Below are records; count the lines that contain "ratio" and give only the total.

Entries with figure data =>
--
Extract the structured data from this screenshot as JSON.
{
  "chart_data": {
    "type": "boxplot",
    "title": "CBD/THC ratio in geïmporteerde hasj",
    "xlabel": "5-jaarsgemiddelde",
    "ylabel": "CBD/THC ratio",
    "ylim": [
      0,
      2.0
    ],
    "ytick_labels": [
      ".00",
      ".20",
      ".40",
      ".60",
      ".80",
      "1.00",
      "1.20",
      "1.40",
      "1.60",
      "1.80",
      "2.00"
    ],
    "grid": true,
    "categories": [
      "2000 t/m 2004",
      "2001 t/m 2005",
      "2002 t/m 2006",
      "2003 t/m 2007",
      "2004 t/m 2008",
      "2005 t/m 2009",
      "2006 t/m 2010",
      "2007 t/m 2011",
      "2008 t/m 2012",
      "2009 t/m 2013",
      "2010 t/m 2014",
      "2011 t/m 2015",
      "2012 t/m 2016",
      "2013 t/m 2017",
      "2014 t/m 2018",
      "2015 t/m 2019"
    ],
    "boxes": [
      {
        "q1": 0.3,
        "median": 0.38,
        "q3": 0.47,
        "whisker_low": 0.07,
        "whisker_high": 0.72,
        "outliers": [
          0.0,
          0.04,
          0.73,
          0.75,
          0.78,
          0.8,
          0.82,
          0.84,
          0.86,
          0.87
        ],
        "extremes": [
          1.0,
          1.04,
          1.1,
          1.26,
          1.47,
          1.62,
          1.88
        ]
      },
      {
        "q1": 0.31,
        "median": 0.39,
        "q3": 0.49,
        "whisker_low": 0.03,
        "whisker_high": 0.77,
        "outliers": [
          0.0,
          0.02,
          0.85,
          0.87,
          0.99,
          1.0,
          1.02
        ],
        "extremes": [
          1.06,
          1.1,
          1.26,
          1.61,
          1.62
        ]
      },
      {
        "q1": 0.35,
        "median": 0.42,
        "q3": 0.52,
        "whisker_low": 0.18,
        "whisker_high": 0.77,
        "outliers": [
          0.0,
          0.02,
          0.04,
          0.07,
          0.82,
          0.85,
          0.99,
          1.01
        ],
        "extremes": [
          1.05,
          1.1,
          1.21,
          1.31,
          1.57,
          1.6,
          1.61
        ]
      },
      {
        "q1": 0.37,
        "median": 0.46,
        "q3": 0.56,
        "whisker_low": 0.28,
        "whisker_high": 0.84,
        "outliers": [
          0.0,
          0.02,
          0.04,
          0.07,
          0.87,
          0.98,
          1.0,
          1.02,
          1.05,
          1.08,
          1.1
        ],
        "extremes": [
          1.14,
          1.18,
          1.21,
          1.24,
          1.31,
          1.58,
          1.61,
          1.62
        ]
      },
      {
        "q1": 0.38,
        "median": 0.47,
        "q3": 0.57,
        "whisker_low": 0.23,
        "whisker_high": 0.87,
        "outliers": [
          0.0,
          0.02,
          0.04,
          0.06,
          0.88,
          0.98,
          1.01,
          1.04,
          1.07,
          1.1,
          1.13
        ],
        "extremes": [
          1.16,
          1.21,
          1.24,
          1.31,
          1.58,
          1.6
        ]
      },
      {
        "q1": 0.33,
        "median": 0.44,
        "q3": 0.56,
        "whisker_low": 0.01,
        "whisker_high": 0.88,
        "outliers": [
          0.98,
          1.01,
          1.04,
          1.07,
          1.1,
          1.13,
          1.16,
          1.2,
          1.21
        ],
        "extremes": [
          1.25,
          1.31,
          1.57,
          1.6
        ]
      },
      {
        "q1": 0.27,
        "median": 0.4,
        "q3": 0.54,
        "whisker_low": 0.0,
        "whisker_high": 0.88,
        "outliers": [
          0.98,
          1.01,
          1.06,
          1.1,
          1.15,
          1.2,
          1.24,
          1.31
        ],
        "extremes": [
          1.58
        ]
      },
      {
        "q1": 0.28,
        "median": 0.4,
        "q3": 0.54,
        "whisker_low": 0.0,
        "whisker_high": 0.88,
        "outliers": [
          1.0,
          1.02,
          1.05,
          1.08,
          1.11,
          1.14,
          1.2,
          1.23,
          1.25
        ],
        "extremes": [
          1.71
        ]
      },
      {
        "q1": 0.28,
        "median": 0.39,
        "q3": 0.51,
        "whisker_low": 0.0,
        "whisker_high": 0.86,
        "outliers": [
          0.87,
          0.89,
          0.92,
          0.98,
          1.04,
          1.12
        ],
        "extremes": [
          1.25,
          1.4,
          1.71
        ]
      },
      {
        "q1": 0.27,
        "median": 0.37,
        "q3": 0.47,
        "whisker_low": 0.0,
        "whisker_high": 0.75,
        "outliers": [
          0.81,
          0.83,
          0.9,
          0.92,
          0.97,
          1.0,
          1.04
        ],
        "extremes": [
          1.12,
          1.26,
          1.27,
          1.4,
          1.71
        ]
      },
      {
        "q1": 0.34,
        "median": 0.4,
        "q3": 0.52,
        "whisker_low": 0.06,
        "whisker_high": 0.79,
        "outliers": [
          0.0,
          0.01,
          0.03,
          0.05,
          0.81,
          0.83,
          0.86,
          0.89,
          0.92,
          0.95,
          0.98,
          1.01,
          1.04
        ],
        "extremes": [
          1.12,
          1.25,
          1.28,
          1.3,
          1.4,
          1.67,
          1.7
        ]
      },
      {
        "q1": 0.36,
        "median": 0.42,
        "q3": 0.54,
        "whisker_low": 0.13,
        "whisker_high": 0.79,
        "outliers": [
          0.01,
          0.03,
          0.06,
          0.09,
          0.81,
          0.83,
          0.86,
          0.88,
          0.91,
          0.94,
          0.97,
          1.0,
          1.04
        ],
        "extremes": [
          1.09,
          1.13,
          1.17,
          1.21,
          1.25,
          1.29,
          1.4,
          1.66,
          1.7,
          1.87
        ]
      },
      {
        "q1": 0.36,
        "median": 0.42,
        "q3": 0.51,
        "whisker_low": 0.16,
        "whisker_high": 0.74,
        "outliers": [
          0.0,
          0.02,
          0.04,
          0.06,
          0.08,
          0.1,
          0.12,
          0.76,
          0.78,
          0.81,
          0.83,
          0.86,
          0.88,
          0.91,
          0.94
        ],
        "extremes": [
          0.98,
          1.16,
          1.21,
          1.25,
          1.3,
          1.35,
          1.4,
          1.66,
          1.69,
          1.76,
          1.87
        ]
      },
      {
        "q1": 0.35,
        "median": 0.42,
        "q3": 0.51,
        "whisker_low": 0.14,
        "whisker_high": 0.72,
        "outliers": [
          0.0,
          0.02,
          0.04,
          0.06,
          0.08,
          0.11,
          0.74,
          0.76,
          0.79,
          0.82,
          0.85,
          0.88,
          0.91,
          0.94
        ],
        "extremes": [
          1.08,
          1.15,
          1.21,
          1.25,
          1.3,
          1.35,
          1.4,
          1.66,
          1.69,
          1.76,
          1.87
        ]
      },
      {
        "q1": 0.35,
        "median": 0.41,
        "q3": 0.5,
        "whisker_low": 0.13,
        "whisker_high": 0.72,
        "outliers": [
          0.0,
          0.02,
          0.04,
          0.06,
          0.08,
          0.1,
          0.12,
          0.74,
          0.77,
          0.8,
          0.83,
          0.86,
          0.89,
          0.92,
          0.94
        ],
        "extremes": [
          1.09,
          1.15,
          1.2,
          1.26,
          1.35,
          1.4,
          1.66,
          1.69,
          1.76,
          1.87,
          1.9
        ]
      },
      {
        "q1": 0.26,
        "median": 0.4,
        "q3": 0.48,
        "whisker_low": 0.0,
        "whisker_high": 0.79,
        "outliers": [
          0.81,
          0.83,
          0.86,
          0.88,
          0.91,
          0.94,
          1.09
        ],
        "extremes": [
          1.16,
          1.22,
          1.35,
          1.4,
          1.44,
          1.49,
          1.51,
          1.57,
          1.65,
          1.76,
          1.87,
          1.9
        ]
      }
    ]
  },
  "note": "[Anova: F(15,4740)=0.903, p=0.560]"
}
--
EXERCISE RESPONSE =>
2